> _Exercise details_: The records should be written out in full, with nothing altered.

--- Start of Data to use ---

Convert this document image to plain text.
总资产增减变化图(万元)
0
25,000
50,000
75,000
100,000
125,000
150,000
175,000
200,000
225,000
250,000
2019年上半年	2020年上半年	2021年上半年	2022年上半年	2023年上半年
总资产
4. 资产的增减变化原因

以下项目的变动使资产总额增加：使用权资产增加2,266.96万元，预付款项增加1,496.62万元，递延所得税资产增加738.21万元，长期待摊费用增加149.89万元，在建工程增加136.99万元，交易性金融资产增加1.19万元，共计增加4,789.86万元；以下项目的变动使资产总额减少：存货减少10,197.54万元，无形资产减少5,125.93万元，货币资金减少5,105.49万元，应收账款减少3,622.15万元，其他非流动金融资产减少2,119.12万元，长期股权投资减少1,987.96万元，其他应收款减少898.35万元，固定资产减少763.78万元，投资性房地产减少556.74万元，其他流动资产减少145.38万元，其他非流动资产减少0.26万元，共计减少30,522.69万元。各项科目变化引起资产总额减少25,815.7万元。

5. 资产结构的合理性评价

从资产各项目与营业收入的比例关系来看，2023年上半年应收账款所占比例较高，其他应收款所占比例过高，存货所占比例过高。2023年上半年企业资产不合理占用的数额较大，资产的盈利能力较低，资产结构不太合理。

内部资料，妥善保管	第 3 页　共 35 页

--- End of Data to use ---

> _Exercise solution_:
Convert this document image to plain text.
总资产增减变化图(万元)
0
25,000
50,000
75,000
100,000
125,000
150,000
175,000
200,000
225,000
250,000
2019年上半年	2020年上半年	2021年上半年	2022年上半年	2023年上半年
总资产
4. 资产的增减变化原因

以下项目的变动使资产总额增加：使用权资产增加2,266.96万元，预付款项增加1,496.62万元，递延所得税资产增加738.21万元，长期待摊费用增加149.89万元，在建工程增加136.99万元，交易性金融资产增加1.19万元，共计增加4,789.86万元；以下项目的变动使资产总额减少：存货减少10,197.54万元，无形资产减少5,125.93万元，货币资金减少5,105.49万元，应收账款减少3,622.15万元，其他非流动金融资产减少2,119.12万元，长期股权投资减少1,987.96万元，其他应收款减少898.35万元，固定资产减少763.78万元，投资性房地产减少556.74万元，其他流动资产减少145.38万元，其他非流动资产减少0.26万元，共计减少30,522.69万元。各项科目变化引起资产总额减少25,815.7万元。

5. 资产结构的合理性评价

从资产各项目与营业收入的比例关系来看，2023年上半年应收账款所占比例较高，其他应收款所占比例过高，存货所占比例过高。2023年上半年企业资产不合理占用的数额较大，资产的盈利能力较低，资产结构不太合理。

内部资料，妥善保管	第 3 页　共 35 页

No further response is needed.